== BRIEF ==
Will you write out the data exactly, excluding every picture?

begin EXTRACTED DATA

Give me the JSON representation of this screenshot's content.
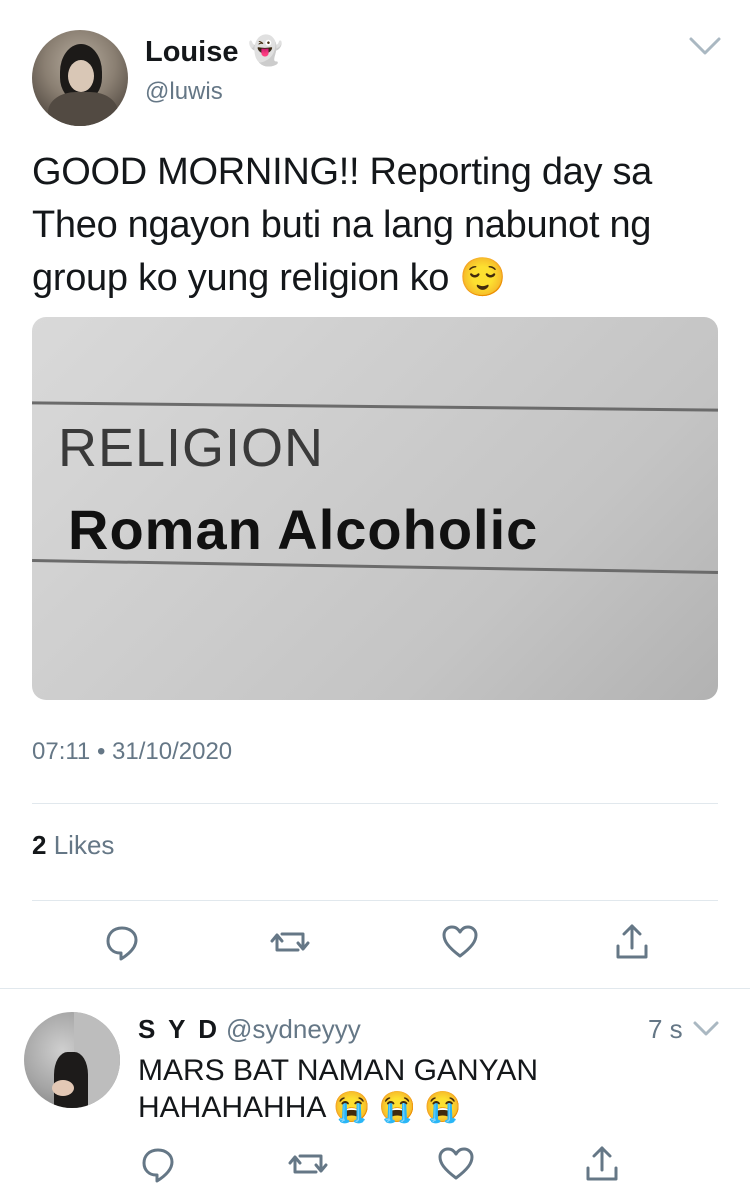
{
  "tweet": {
    "author_name": "Louise",
    "author_emoji": "👻",
    "author_handle": "@luwis",
    "text": "GOOD MORNING!! Reporting day sa Theo ngayon buti na lang nabunot ng group ko yung religion ko 😌",
    "media_text": {
      "label": "RELIGION",
      "value": "Roman Alcoholic"
    },
    "timestamp": "07:11 • 31/10/2020",
    "likes_count": "2",
    "likes_label": "Likes"
  },
  "reply": {
    "author_name": "S Y D",
    "author_handle": "@sydneyyy",
    "time": "7 s",
    "text": "MARS BAT NAMAN GANYAN HAHAHAHHA 😭 😭 😭"
  },
  "icons": {
    "reply": "reply-icon",
    "retweet": "retweet-icon",
    "like": "heart-icon",
    "share": "share-icon",
    "more": "chevron-down-icon"
  },
  "colors": {
    "icon": "#657786",
    "muted_text": "#657786",
    "divider": "#e1e8ed"
  }
}
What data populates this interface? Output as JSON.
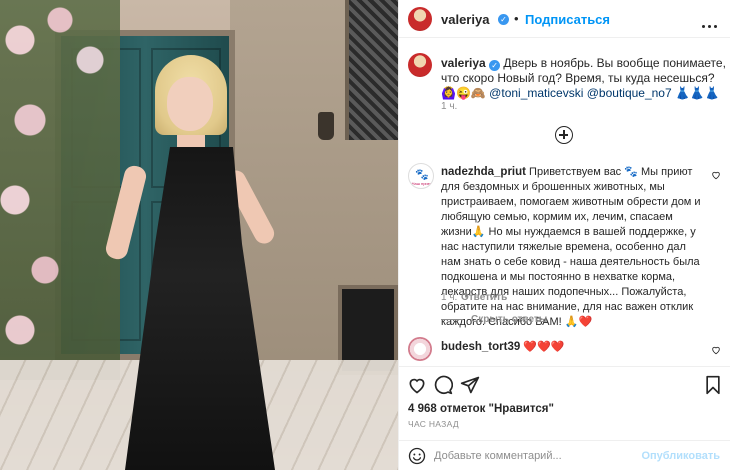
{
  "post_author": {
    "username": "valeriya",
    "verified_icon": "verified-badge-icon",
    "follow_label": "Подписаться",
    "separator": "•"
  },
  "caption": {
    "username": "valeriya",
    "text": " Дверь в ноябрь. Вы вообще понимаете, что скоро Новый год? Время, ты куда несешься? 🙆‍♀️😜🙈 ",
    "mention1": "@toni_maticevski",
    "mention2": "@boutique_no7",
    "tail": " 👗👗👗",
    "time": "1 ч."
  },
  "comments": [
    {
      "username": "nadezhda_priut",
      "text": " Приветствуем вас 🐾 Мы приют для бездомных и брошенных животных, мы пристраиваем, помогаем животным обрести дом и любящую семью, кормим их, лечим, спасаем жизни🙏 Но мы нуждаемся в вашей поддержке, у нас наступили тяжелые времена, особенно дал нам знать о себе ковид - наша деятельность была подкошена и мы постоянно в нехватке корма, лекарств для наших подопечных... Пожалуйста, обратите на нас внимание, для нас важен отклик каждого. Спасибо ВАМ! 🙏❤️",
      "time": "1 ч.",
      "reply_label": "Ответить",
      "avatar_caption": "Наш приют"
    },
    {
      "username": "budesh_tort39",
      "text": " ❤️❤️❤️"
    }
  ],
  "hide_replies_label": "Скрыть ответы",
  "likes_label": "4 968 отметок \"Нравится\"",
  "time_ago": "ЧАС НАЗАД",
  "composer": {
    "placeholder": "Добавьте комментарий...",
    "publish_label": "Опубликовать"
  },
  "colors": {
    "link_blue": "#0095f6",
    "mention": "#00376b",
    "muted": "#8e8e8e",
    "publish_disabled": "#b2dffc"
  }
}
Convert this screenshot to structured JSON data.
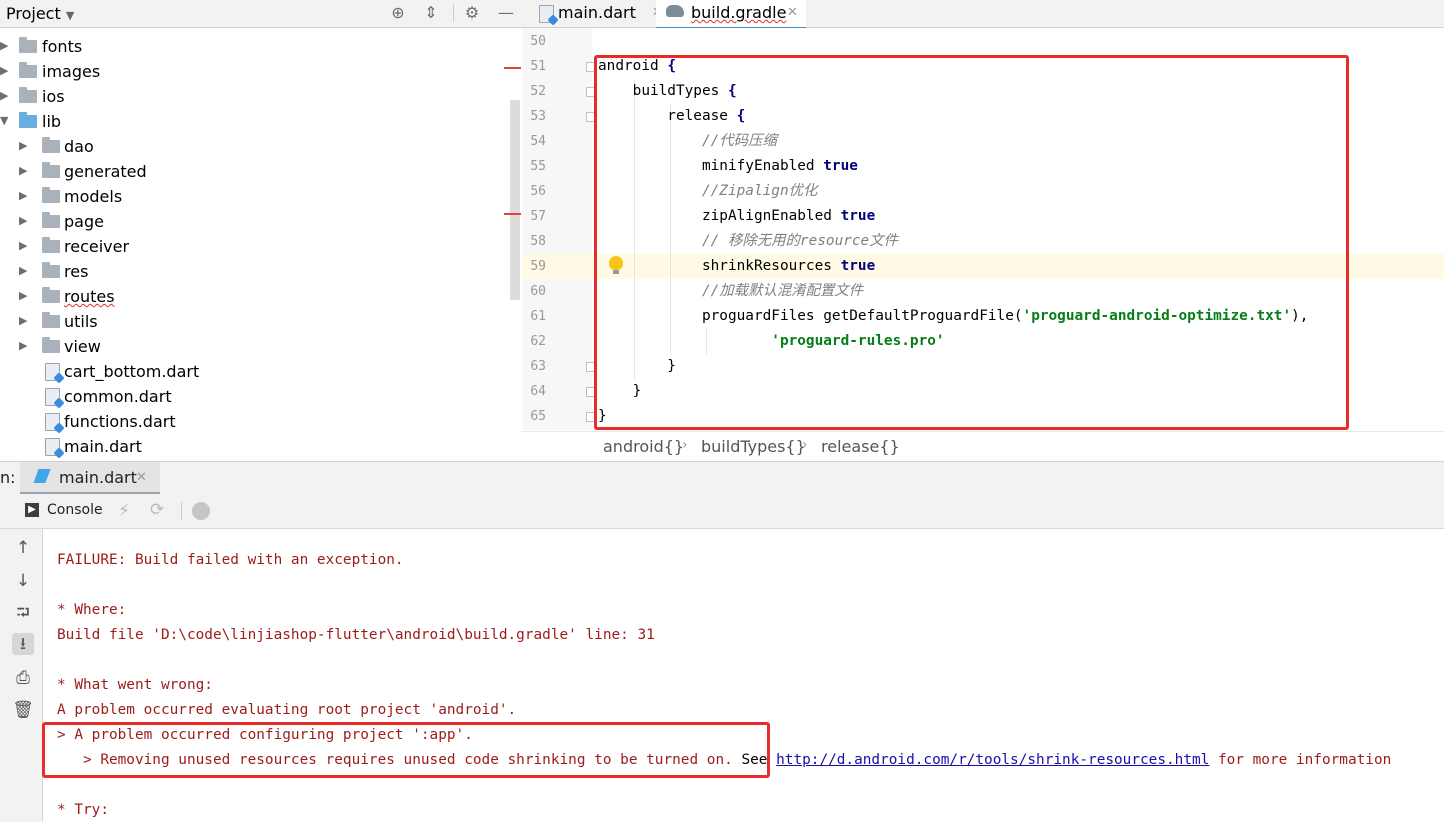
{
  "project_panel": {
    "title": "Project",
    "tree": [
      {
        "label": "fonts",
        "type": "folder"
      },
      {
        "label": "images",
        "type": "folder"
      },
      {
        "label": "ios",
        "type": "folder"
      },
      {
        "label": "lib",
        "type": "folder-open"
      },
      {
        "label": "dao",
        "type": "folder"
      },
      {
        "label": "generated",
        "type": "folder"
      },
      {
        "label": "models",
        "type": "folder"
      },
      {
        "label": "page",
        "type": "folder"
      },
      {
        "label": "receiver",
        "type": "folder"
      },
      {
        "label": "res",
        "type": "folder"
      },
      {
        "label": "routes",
        "type": "folder"
      },
      {
        "label": "utils",
        "type": "folder"
      },
      {
        "label": "view",
        "type": "folder"
      },
      {
        "label": "cart_bottom.dart",
        "type": "dart-file"
      },
      {
        "label": "common.dart",
        "type": "dart-file"
      },
      {
        "label": "functions.dart",
        "type": "dart-file"
      },
      {
        "label": "main.dart",
        "type": "dart-file"
      }
    ]
  },
  "editor": {
    "tabs": [
      {
        "label": "main.dart",
        "active": false
      },
      {
        "label": "build.gradle",
        "active": true
      }
    ],
    "line_numbers": [
      "50",
      "51",
      "52",
      "53",
      "54",
      "55",
      "56",
      "57",
      "58",
      "59",
      "60",
      "61",
      "62",
      "63",
      "64",
      "65"
    ],
    "code": {
      "l51_a": "android",
      "l51_b": " {",
      "l52_a": "    buildTypes",
      "l52_b": " {",
      "l53_a": "        release",
      "l53_b": " {",
      "l54": "            //代码压缩",
      "l55_a": "            minifyEnabled ",
      "l55_b": "true",
      "l56": "            //Zipalign优化",
      "l57_a": "            zipAlignEnabled ",
      "l57_b": "true",
      "l58": "            // 移除无用的resource文件",
      "l59_a": "            shrinkResources ",
      "l59_b": "true",
      "l60": "            //加载默认混淆配置文件",
      "l61_a": "            proguardFiles getDefaultProguardFile(",
      "l61_b": "'proguard-android-optimize.txt'",
      "l61_c": "),",
      "l62_a": "                    ",
      "l62_b": "'proguard-rules.pro'",
      "l63": "        }",
      "l64": "    }",
      "l65": "}"
    },
    "breadcrumb": [
      "android{}",
      "buildTypes{}",
      "release{}"
    ]
  },
  "run_panel": {
    "label": "n:",
    "tab": "main.dart",
    "console_label": "Console",
    "output": {
      "o1": "FAILURE: Build failed with an exception.",
      "o2": "* Where:",
      "o3": "Build file 'D:\\code\\linjiashop-flutter\\android\\build.gradle' line: 31",
      "o4": "* What went wrong:",
      "o5": "A problem occurred evaluating root project 'android'.",
      "o6": "> A problem occurred configuring project ':app'.",
      "o7": "   > Removing unused resources requires unused code shrinking to be turned on.",
      "o7_see": " See ",
      "o7_link": "http://d.android.com/r/tools/shrink-resources.html",
      "o7_tail": " for more information",
      "o8": "* Try:"
    }
  },
  "colors": {
    "highlight_box": "#e82c2c",
    "keyword": "#000080",
    "string": "#067d17",
    "comment": "#808080",
    "error_text": "#9c1b1b"
  }
}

end EXTRACTED DATA

== WRITTEN RESPONSE ==
Give me the JSON representation of this screenshot's content.
{
  "tweet": {
    "author_name": "Louise",
    "author_emoji": "👻",
    "author_handle": "@luwis",
    "text": "GOOD MORNING!! Reporting day sa Theo ngayon buti na lang nabunot ng group ko yung religion ko 😌",
    "media_text": {
      "label": "RELIGION",
      "value": "Roman Alcoholic"
    },
    "timestamp": "07:11 • 31/10/2020",
    "likes_count": "2",
    "likes_label": "Likes"
  },
  "reply": {
    "author_name": "S Y D",
    "author_handle": "@sydneyyy",
    "time": "7 s",
    "text": "MARS BAT NAMAN GANYAN HAHAHAHHA 😭 😭 😭"
  },
  "icons": {
    "reply": "reply-icon",
    "retweet": "retweet-icon",
    "like": "heart-icon",
    "share": "share-icon",
    "more": "chevron-down-icon"
  },
  "colors": {
    "icon": "#657786",
    "muted_text": "#657786",
    "divider": "#e1e8ed"
  }
}
What data populates this interface? Output as JSON.
{
  "post_author": {
    "username": "valeriya",
    "verified_icon": "verified-badge-icon",
    "follow_label": "Подписаться",
    "separator": "•"
  },
  "caption": {
    "username": "valeriya",
    "text": " Дверь в ноябрь. Вы вообще понимаете, что скоро Новый год? Время, ты куда несешься? 🙆‍♀️😜🙈 ",
    "mention1": "@toni_maticevski",
    "mention2": "@boutique_no7",
    "tail": " 👗👗👗",
    "time": "1 ч."
  },
  "comments": [
    {
      "username": "nadezhda_priut",
      "text": " Приветствуем вас 🐾 Мы приют для бездомных и брошенных животных, мы пристраиваем, помогаем животным обрести дом и любящую семью, кормим их, лечим, спасаем жизни🙏 Но мы нуждаемся в вашей поддержке, у нас наступили тяжелые времена, особенно дал нам знать о себе ковид - наша деятельность была подкошена и мы постоянно в нехватке корма, лекарств для наших подопечных... Пожалуйста, обратите на нас внимание, для нас важен отклик каждого. Спасибо ВАМ! 🙏❤️",
      "time": "1 ч.",
      "reply_label": "Ответить",
      "avatar_caption": "Наш приют"
    },
    {
      "username": "budesh_tort39",
      "text": " ❤️❤️❤️"
    }
  ],
  "hide_replies_label": "Скрыть ответы",
  "likes_label": "4 968 отметок \"Нравится\"",
  "time_ago": "ЧАС НАЗАД",
  "composer": {
    "placeholder": "Добавьте комментарий...",
    "publish_label": "Опубликовать"
  },
  "colors": {
    "link_blue": "#0095f6",
    "mention": "#00376b",
    "muted": "#8e8e8e",
    "publish_disabled": "#b2dffc"
  }
}
Convert this screenshot to structured JSON data.
{
  "project_panel": {
    "title": "Project",
    "tree": [
      {
        "label": "fonts",
        "type": "folder"
      },
      {
        "label": "images",
        "type": "folder"
      },
      {
        "label": "ios",
        "type": "folder"
      },
      {
        "label": "lib",
        "type": "folder-open"
      },
      {
        "label": "dao",
        "type": "folder"
      },
      {
        "label": "generated",
        "type": "folder"
      },
      {
        "label": "models",
        "type": "folder"
      },
      {
        "label": "page",
        "type": "folder"
      },
      {
        "label": "receiver",
        "type": "folder"
      },
      {
        "label": "res",
        "type": "folder"
      },
      {
        "label": "routes",
        "type": "folder"
      },
      {
        "label": "utils",
        "type": "folder"
      },
      {
        "label": "view",
        "type": "folder"
      },
      {
        "label": "cart_bottom.dart",
        "type": "dart-file"
      },
      {
        "label": "common.dart",
        "type": "dart-file"
      },
      {
        "label": "functions.dart",
        "type": "dart-file"
      },
      {
        "label": "main.dart",
        "type": "dart-file"
      }
    ]
  },
  "editor": {
    "tabs": [
      {
        "label": "main.dart",
        "active": false
      },
      {
        "label": "build.gradle",
        "active": true
      }
    ],
    "line_numbers": [
      "50",
      "51",
      "52",
      "53",
      "54",
      "55",
      "56",
      "57",
      "58",
      "59",
      "60",
      "61",
      "62",
      "63",
      "64",
      "65"
    ],
    "code": {
      "l51_a": "android",
      "l51_b": " {",
      "l52_a": "    buildTypes",
      "l52_b": " {",
      "l53_a": "        release",
      "l53_b": " {",
      "l54": "            //代码压缩",
      "l55_a": "            minifyEnabled ",
      "l55_b": "true",
      "l56": "            //Zipalign优化",
      "l57_a": "            zipAlignEnabled ",
      "l57_b": "true",
      "l58": "            // 移除无用的resource文件",
      "l59_a": "            shrinkResources ",
      "l59_b": "true",
      "l60": "            //加载默认混淆配置文件",
      "l61_a": "            proguardFiles getDefaultProguardFile(",
      "l61_b": "'proguard-android-optimize.txt'",
      "l61_c": "),",
      "l62_a": "                    ",
      "l62_b": "'proguard-rules.pro'",
      "l63": "        }",
      "l64": "    }",
      "l65": "}"
    },
    "breadcrumb": [
      "android{}",
      "buildTypes{}",
      "release{}"
    ]
  },
  "run_panel": {
    "label": "n:",
    "tab": "main.dart",
    "console_label": "Console",
    "output": {
      "o1": "FAILURE: Build failed with an exception.",
      "o2": "* Where:",
      "o3": "Build file 'D:\\code\\linjiashop-flutter\\android\\build.gradle' line: 31",
      "o4": "* What went wrong:",
      "o5": "A problem occurred evaluating root project 'android'.",
      "o6": "> A problem occurred configuring project ':app'.",
      "o7": "   > Removing unused resources requires unused code shrinking to be turned on.",
      "o7_see": " See ",
      "o7_link": "http://d.android.com/r/tools/shrink-resources.html",
      "o7_tail": " for more information",
      "o8": "* Try:"
    }
  },
  "colors": {
    "highlight_box": "#e82c2c",
    "keyword": "#000080",
    "string": "#067d17",
    "comment": "#808080",
    "error_text": "#9c1b1b"
  }
}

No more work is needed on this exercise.